J’ai tout de suite répondu présent à cet appel et nous avons poursuivi le travail.
Depuis, le projet a connu de nombreuses étapes sous forme d’ateliers de formation, jusqu’en automne 2009 où Ariane a officiellement confié la mission de mettre en scène la pièce à Delphine Cottu et à moi-même, avec les jeunes artistes de l’École des Arts Phare Ponleu Selpak.
Les véritables répétitions ont commencé en juillet et août 2010 à Battambang. Il y eût de nouveaux cycles de répétitions en février et juin 2011. Le hasard a fait que le 25 juin 2011, veille de l’ouverture des procès des Khmers rouges à Phnom Penh, la troupe a présenté, à Battambang, la première époque de L’Histoire terrible mais inachevée de Norodom Sihanouk, roi du Cambodge d’Hélène Cixous.

ⓒ Michèle Laurent, 2013.
ⓒ Michèle Laurent, 2013.

Un nouveau « roi Sihanouk de théâtre » est né au Cambodge. Quelle émotion pour Delphine et moi de voir une partie de cette pièce, créée en France en 1985, se jouer au Cambodge par des Cambodgiens!
Quel honneur et quelle joie j’ai ressenti, d’avoir transmis le flambeau du « rôle » à Marady ! C’est une jeune actrice, qui a grandi comme tous les autres membres de notre troupe cambodgienne, dans une banlieue pauvre de la ville de Battambang. Ces acteurs sont tous issus de milieux très défavorisés.
Quelle émotion nous pouvions lire dans leurs yeux à la fin de cette présentation quand ils entonnèrent avec ferveur l’hymne national du Cambodge, devant ce public d’amis, de familles et de villageois des alentours, qui se tenait respectueusement debout pour recevoir leur désir de communion. La reconnaissance de ce public, étonné par la grande qualité artistique de leur jeu et l’engagement collectif qu’ils ont démontré au service de cette pièce, leur a donné, pour la première fois, une confiance en eux-mêmes et en leur avenir, en tant que femmes et hommes de théâtre au Cambodge.
Quand nous évoquons, avec Delphine, les dix futures représentations au Théâtre du Soleil, secrètement nous sourions, d’une joie espiègle, tels des enfants. Nous les imaginons sur ce fabuleux plateau qui a donné naissance à cette oeuvre il y a vingt-six ans et partageons ce bonheur, semblable à celui de « sages femmes ». Nous savourons ensemble l’humanité qu’ils nous offrent, ce « Phare » qui nous a guidés tout au long de cette mission jusqu’au coeur de l’humain. Plus que jamais cette lumière nous a réunis dans notre conviction qu’elle est l’essence de la pratique du théâtre.

**RELEVÉ**
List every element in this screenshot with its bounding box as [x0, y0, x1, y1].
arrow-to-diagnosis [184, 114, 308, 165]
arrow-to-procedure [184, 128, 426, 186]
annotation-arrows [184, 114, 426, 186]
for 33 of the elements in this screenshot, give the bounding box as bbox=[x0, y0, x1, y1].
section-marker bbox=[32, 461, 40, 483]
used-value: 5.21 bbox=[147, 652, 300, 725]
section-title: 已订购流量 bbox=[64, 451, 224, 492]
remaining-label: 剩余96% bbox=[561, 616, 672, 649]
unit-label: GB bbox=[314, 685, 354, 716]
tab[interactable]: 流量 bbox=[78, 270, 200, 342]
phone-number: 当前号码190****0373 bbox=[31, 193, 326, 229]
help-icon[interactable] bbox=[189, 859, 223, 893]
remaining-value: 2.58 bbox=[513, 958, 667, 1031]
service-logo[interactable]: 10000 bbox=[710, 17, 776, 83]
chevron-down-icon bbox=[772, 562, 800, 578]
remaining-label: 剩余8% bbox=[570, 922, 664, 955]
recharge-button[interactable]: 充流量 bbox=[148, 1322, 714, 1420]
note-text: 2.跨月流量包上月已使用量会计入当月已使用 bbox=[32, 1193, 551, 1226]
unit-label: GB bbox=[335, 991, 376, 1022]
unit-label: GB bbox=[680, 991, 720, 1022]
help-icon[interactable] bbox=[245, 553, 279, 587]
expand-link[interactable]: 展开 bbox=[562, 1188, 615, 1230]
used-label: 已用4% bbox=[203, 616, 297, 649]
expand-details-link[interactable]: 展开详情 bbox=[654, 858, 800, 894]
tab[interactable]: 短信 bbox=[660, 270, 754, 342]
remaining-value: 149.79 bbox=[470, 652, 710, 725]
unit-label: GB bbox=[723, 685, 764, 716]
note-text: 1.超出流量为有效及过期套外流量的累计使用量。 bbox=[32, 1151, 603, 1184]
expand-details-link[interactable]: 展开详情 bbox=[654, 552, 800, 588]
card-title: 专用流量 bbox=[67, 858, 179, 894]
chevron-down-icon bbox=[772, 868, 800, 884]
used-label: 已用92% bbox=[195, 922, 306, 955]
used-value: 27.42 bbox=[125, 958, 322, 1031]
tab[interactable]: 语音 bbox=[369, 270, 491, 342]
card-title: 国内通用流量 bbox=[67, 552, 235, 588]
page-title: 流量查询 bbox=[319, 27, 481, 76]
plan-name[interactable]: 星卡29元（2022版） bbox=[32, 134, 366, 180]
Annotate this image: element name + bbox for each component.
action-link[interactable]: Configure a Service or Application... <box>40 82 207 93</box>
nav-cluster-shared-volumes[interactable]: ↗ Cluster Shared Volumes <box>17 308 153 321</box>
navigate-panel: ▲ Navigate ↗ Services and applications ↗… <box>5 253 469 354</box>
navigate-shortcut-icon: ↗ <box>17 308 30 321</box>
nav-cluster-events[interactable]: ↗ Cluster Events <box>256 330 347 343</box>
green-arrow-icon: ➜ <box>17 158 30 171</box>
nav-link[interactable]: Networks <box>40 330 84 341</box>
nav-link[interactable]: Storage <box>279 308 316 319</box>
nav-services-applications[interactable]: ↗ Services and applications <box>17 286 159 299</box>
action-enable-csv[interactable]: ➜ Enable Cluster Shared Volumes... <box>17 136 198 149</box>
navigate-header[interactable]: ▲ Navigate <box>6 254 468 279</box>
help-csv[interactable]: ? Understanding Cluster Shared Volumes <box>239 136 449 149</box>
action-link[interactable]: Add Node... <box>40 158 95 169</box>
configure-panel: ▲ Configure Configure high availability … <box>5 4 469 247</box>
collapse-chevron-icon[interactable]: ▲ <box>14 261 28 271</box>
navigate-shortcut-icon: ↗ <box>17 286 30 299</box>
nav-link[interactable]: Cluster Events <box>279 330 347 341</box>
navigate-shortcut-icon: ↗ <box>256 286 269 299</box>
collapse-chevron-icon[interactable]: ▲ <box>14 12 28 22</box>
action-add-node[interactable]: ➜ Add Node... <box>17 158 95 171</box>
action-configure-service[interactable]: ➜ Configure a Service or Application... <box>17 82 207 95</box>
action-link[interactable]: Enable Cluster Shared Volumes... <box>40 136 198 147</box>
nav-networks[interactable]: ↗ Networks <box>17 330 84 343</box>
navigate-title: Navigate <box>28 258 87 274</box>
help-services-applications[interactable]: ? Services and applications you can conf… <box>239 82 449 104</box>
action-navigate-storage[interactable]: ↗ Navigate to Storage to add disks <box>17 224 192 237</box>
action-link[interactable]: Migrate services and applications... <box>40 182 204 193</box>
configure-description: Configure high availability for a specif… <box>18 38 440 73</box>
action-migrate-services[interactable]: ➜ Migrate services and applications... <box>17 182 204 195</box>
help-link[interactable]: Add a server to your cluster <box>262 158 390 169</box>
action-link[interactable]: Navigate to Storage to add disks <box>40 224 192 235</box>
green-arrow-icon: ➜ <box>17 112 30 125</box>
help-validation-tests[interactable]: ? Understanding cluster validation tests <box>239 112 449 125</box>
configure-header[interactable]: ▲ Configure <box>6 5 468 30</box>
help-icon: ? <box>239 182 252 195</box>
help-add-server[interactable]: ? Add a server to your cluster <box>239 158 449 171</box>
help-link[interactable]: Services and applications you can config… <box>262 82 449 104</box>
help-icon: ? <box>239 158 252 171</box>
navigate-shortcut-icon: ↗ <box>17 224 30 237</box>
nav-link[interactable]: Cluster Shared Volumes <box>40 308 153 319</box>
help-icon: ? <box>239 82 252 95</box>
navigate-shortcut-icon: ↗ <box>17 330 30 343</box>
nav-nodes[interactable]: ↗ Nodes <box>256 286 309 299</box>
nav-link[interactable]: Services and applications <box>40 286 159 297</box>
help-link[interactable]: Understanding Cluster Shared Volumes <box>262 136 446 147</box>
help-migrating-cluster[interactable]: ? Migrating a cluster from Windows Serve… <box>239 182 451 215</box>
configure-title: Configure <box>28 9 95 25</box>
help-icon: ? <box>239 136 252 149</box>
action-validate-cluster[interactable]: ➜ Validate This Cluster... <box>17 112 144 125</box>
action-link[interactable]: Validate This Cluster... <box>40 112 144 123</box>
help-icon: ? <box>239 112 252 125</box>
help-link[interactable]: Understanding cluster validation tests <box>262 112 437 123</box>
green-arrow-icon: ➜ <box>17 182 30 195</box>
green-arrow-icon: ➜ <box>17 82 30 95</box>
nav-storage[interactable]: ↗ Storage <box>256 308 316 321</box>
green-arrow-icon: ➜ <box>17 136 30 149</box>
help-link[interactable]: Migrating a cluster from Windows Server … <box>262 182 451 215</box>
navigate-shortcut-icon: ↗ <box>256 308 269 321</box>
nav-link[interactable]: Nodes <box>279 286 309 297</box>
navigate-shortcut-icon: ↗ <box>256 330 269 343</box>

**À FAIRE**
A) Répondez aux questions suivantes à partir de l'extrait sur la pièce jouée au Cambodge.
(i) En quels mois de 2010 et dans quelle ville les véritables répétitions ont-elles commencé ?
(ii) À quelle jeune actrice le flambeau du « rôle » a-t-il été transmis ?
(iii) Combien de futures représentations au Théâtre du Soleil sont évoquées ?
B) Recopiez à l'identique le passage de l'extrait sur la pièce jouée au Cambodge qui commence par « Quelle émotion nous » et va jusqu'à « théâtre au Cambodge. ».
Ce matériel provient d'une autre source que l'extrait.

**RÉPONSES**
A)
(i) En juillet et août 2010, à Battambang.
(ii) À Marady.
(iii) Dix.

B)
Quelle émotion nous pouvions lire dans leurs yeux à la fin de cette présentation quand ils entonnèrent avec ferveur l’hymne national du Cambodge, devant ce public d’amis, de familles et de villageois des alentours, qui se tenait respectueusement debout pour recevoir leur désir de communion. La reconnaissance de ce public, étonné par la grande qualité artistique de leur jeu et l’engagement collectif qu’ils ont démontré au service de cette pièce, leur a donné, pour la première fois, une confiance en eux-mêmes et en leur avenir, en tant que femmes et hommes de théâtre au Cambodge.